* [Recorded information]
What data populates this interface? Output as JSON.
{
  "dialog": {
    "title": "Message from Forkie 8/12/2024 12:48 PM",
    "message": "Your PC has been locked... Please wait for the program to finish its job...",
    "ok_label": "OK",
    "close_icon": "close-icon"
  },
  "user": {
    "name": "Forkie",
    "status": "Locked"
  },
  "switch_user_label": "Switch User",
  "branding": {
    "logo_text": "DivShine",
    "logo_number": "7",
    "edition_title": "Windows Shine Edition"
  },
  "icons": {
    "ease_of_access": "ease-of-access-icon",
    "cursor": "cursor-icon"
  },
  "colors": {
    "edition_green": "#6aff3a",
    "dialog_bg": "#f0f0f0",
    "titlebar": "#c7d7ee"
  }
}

---

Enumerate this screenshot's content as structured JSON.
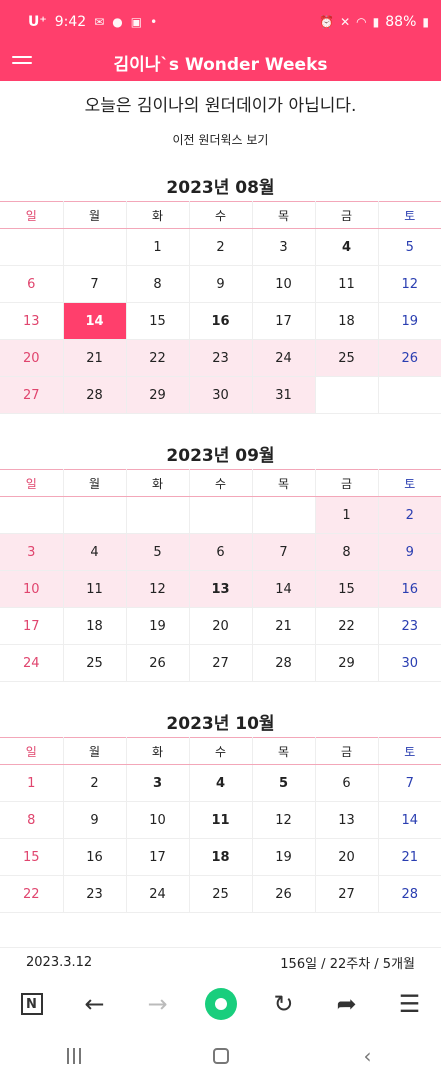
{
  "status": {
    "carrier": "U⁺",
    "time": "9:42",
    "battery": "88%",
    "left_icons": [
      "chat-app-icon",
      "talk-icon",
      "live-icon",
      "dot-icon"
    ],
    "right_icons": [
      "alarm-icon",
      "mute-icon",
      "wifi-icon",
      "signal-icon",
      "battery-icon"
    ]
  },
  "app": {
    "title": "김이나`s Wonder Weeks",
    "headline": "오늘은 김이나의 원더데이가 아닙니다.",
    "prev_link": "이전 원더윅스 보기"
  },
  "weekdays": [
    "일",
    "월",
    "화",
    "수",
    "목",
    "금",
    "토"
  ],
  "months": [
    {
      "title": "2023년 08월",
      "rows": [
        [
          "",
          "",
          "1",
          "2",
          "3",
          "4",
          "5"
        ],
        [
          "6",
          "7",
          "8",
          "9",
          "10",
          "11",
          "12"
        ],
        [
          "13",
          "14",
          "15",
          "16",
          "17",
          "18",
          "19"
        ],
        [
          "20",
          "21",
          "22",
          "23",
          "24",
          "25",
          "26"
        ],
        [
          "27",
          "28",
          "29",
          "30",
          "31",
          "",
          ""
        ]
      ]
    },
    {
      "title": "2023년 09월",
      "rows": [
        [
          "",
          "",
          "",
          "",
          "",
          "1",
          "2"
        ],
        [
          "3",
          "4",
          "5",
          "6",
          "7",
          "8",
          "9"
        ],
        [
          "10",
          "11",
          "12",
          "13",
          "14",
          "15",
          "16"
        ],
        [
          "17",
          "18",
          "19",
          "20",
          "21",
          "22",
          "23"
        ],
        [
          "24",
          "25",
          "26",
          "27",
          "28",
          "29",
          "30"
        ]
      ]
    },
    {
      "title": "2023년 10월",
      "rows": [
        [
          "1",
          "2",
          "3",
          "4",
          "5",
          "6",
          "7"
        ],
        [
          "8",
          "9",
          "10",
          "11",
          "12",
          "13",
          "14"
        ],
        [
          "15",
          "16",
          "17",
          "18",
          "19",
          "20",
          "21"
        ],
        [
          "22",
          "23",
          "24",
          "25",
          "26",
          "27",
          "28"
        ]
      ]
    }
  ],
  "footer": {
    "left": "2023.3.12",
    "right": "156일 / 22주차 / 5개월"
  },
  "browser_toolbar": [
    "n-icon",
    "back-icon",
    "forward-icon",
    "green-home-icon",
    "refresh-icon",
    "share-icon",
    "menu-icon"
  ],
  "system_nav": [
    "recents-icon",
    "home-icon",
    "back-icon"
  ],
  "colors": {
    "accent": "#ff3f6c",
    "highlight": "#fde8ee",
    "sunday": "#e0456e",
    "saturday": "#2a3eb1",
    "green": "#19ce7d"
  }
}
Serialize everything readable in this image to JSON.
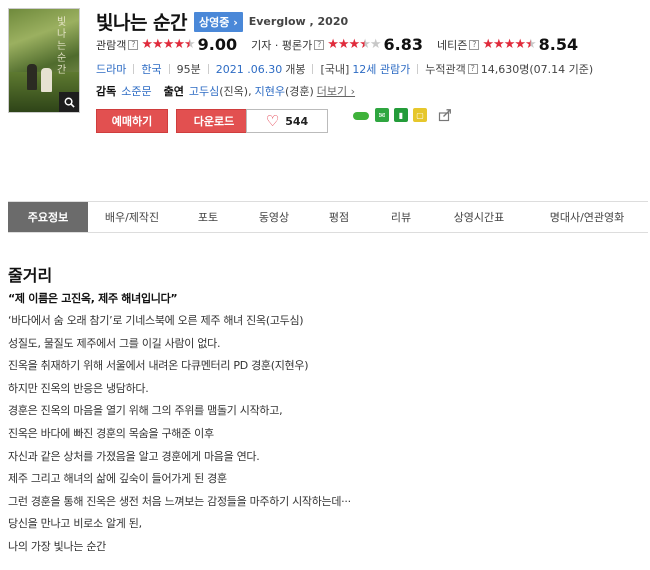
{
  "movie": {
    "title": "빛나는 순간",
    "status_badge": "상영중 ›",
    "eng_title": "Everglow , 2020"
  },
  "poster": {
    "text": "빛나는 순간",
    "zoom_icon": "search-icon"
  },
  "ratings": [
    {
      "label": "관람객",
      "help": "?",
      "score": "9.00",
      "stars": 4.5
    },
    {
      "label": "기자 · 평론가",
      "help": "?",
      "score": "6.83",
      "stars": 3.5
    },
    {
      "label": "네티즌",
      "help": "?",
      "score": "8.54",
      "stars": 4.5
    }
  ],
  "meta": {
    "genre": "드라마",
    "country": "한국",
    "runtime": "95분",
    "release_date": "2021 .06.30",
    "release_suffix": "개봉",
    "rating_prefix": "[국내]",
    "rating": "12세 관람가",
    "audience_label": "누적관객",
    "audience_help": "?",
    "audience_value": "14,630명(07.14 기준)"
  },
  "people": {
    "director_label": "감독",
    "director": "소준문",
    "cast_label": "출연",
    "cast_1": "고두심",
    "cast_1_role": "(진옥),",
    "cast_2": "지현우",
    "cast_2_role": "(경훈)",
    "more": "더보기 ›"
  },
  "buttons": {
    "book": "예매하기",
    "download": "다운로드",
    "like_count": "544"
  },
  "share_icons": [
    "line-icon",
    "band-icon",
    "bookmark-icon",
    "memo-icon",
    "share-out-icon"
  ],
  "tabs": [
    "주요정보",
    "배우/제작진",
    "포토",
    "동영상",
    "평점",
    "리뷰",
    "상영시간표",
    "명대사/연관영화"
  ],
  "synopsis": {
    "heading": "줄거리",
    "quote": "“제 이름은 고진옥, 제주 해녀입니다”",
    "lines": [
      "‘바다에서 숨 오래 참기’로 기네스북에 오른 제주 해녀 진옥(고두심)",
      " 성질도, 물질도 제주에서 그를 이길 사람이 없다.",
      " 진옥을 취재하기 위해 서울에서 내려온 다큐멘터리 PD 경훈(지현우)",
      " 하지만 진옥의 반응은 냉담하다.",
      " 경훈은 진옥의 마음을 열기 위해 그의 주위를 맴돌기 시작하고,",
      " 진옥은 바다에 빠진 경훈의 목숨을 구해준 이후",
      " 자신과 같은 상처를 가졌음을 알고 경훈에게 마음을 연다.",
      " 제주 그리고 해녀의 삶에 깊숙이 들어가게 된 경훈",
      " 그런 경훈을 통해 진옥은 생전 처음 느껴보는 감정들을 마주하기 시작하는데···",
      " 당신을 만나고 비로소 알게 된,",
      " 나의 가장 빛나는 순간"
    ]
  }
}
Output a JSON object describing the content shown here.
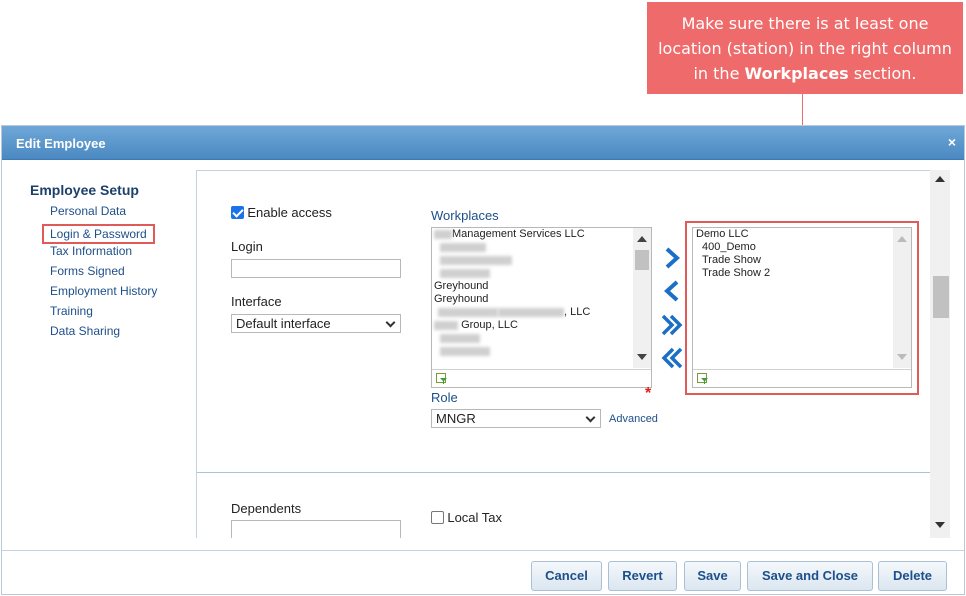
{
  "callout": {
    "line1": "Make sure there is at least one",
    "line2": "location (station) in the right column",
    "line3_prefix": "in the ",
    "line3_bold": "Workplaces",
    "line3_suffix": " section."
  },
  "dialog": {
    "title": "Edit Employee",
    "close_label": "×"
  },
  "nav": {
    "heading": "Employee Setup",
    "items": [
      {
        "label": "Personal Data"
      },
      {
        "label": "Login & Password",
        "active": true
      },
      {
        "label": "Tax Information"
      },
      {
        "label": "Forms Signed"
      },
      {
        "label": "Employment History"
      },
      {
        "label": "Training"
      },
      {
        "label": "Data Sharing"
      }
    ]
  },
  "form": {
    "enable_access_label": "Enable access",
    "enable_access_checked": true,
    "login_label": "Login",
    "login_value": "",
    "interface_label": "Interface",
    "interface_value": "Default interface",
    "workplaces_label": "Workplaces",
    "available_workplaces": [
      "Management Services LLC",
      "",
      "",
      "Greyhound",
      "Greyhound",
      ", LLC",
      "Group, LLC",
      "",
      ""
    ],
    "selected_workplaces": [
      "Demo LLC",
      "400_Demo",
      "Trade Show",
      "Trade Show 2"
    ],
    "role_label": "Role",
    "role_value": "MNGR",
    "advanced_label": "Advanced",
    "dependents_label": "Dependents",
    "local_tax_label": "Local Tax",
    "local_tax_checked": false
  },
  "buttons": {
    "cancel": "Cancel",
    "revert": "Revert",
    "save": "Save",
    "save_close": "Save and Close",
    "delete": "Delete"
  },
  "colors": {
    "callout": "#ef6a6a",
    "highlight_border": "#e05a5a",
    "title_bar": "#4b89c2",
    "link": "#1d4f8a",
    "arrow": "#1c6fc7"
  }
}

* [Exercise brief] Report back each line of the entries that holds the string "this".

* [Worked answer]
What data populates this interface? Output as JSON.
Enumerate this screenshot's content as structured JSON.
Serialize everything readable in this image to JSON.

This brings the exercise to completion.